• [Excerpted data]
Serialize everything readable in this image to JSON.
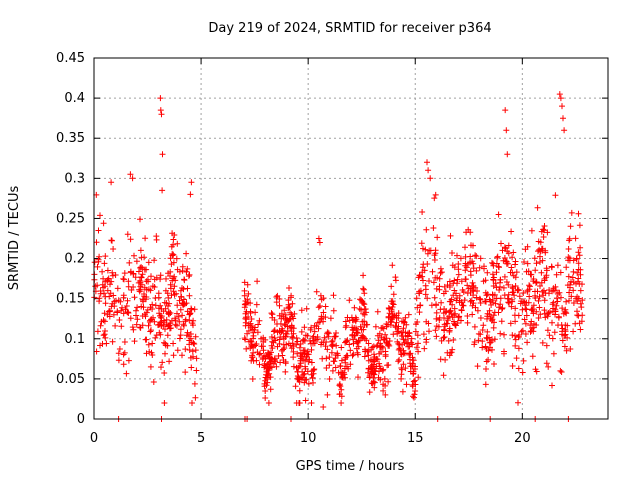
{
  "chart_data": {
    "type": "scatter",
    "title": "Day 219 of 2024, SRMTID for receiver p364",
    "xlabel": "GPS time / hours",
    "ylabel": "SRMTID / TECUs",
    "xlim": [
      0,
      24
    ],
    "ylim": [
      0,
      0.45
    ],
    "x_ticks": [
      0,
      5,
      10,
      15,
      20
    ],
    "y_ticks": [
      0,
      0.05,
      0.1,
      0.15,
      0.2,
      0.25,
      0.3,
      0.35,
      0.4,
      0.45
    ],
    "x_tick_labels": [
      "0",
      "5",
      "10",
      "15",
      "20"
    ],
    "y_tick_labels": [
      "0",
      "0.05",
      "0.1",
      "0.15",
      "0.2",
      "0.25",
      "0.3",
      "0.35",
      "0.4",
      "0.45"
    ],
    "grid": true,
    "marker": "+",
    "color": "#ff0000",
    "series": [
      {
        "name": "SRMTID",
        "segments": [
          {
            "x_start": 0.0,
            "x_end": 4.8,
            "mean": 0.14,
            "spread": 0.06,
            "count": 380
          },
          {
            "x_start": 7.0,
            "x_end": 15.0,
            "mean": 0.095,
            "spread": 0.035,
            "count": 700
          },
          {
            "x_start": 15.0,
            "x_end": 22.8,
            "mean": 0.15,
            "spread": 0.06,
            "count": 620
          }
        ],
        "notable_points": [
          {
            "x": 3.1,
            "y": 0.4
          },
          {
            "x": 3.12,
            "y": 0.385
          },
          {
            "x": 3.15,
            "y": 0.38
          },
          {
            "x": 3.2,
            "y": 0.33
          },
          {
            "x": 3.18,
            "y": 0.285
          },
          {
            "x": 1.7,
            "y": 0.305
          },
          {
            "x": 1.8,
            "y": 0.3
          },
          {
            "x": 0.8,
            "y": 0.295
          },
          {
            "x": 4.55,
            "y": 0.295
          },
          {
            "x": 4.5,
            "y": 0.28
          },
          {
            "x": 19.2,
            "y": 0.385
          },
          {
            "x": 19.25,
            "y": 0.36
          },
          {
            "x": 19.3,
            "y": 0.33
          },
          {
            "x": 21.75,
            "y": 0.405
          },
          {
            "x": 21.8,
            "y": 0.4
          },
          {
            "x": 21.85,
            "y": 0.39
          },
          {
            "x": 21.9,
            "y": 0.375
          },
          {
            "x": 21.95,
            "y": 0.36
          },
          {
            "x": 15.55,
            "y": 0.32
          },
          {
            "x": 15.6,
            "y": 0.31
          },
          {
            "x": 15.7,
            "y": 0.3
          },
          {
            "x": 10.5,
            "y": 0.225
          },
          {
            "x": 10.55,
            "y": 0.22
          },
          {
            "x": 10.7,
            "y": 0.015
          },
          {
            "x": 10.9,
            "y": 0.03
          },
          {
            "x": 13.6,
            "y": 0.03
          },
          {
            "x": 13.5,
            "y": 0.035
          }
        ],
        "zero_points": [
          1.15,
          3.15,
          7.05,
          7.15,
          9.2,
          16.05,
          18.5,
          20.6,
          22.15
        ]
      }
    ]
  }
}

• [Stated exercise]
Looking at the data above, how many lines hold the word "SRMTID"? Respond with the number alone.

• [Right answer]
3